**What you need to do:**
From the passage on early home computers and game consoles, output the stretch of text starting with "Each of these" and going on through "of all time.", copied word for word.

**Document passage:**
○ ○ ○

Each of these consoles had its own library of games produced by the console maker, and many had large libraries of games produced by third-party developers. In 1982, analysts noticed trends of saturation, mentioning that the amount of new software coming in will only allow a few big hits, that retailers had too much floor space for systems, along with price drops for home computers could result in an industry shakeup.[7]

Competition from home computers

The Commodore 64 weathered the crash and went on to become one of the best selling computers of all time.

The first microcomputers such as the Altair 8800 and Apple I were marketed to a niche of electronics hobbyists as most required assembly from a kit. In 1977, pre-assembled machines with BASIC in ROM became available, including the "Trio of '77": the Apple II, Commodore PET, and TRS-80 Model I. The latter two retailed for under $1,000, but lacked game joysticks and high-resolution color video.[8] Third-party developers created games for all of these platforms. The TRS-80 benefited from Radio Shack's retail stores, which displayed computers and accessories locally in an era where many personal computers were mail-ordered from manufacturers.

In 1979, Atari unveiled the Atari 400 and 800 computers, built around a chipset originally meant for use in a game console, and which retailed for the same price as their respective names. In 1981, IBM introduced the IBM 5150 PC with a $1,565 base price[9] (equivalent to $4,123 in 2016), while Sinclair Research introduced its low-end ZX81 microcomputer for £70 (equivalent to £242 in 2015). By 1982, new desktop computer designs were commonly providing better color graphics and sound than game consoles and personal computer sales were booming. The TI 99/4A and the Atari 400 were both at $349 (equivalent to $866 in 2016), Radio Shack's Color Computer sold at $379 (equivalent to $941 in 2016), and Commodore International had just reduced the price of the VIC-20 to $199 (equivalent to $494 in 2016) and the 64 to $499 (equivalent to $1,238 in 2016).[10][11]

By 1983 consumers found that most predicted uses of home computers were unrealistic, except for games. Children used most home computers[12]—Coleco planned to market its Adam home computer to "boys age 8 to 16 and their fathers ... the two groups that really fuel computer purchases"[13]—so games dominated home computers' software libraries. A 1984 compendium of reviews of Atari 8-bit software used 198 pages for games compared to 167 for all other software types.[14] Because computers generally had more memory and faster processors than a console, they permitted more sophisticated games. They could also be used for tasks such as word processing and home accounting. Games were easier to duplicate, since they could be packaged as floppy disks or cassette tapes instead of ROM modules (though some cassette-based systems retained ROM modules as an "instant-on" option). This opened the field to a cottage industry of third-party software developers. Writeable storage media allowed players to save games in progress, a useful feature for increasingly complex games which was not available on the consoles of the era.

○ ○ ○

**Information provided:**
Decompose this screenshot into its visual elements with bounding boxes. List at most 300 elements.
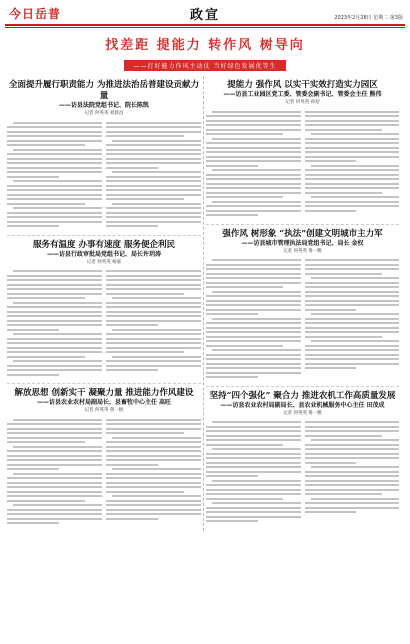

○ ○ ○

**Final result:**
Each of these consoles had its own library of games produced by the console maker, and many had large libraries of games produced by third-party developers. In 1982, analysts noticed trends of saturation, mentioning that the amount of new software coming in will only allow a few big hits, that retailers had too much floor space for systems, along with price drops for home computers could result in an industry shakeup.[7]

Competition from home computers

The Commodore 64 weathered the crash and went on to become one of the best selling computers of all time.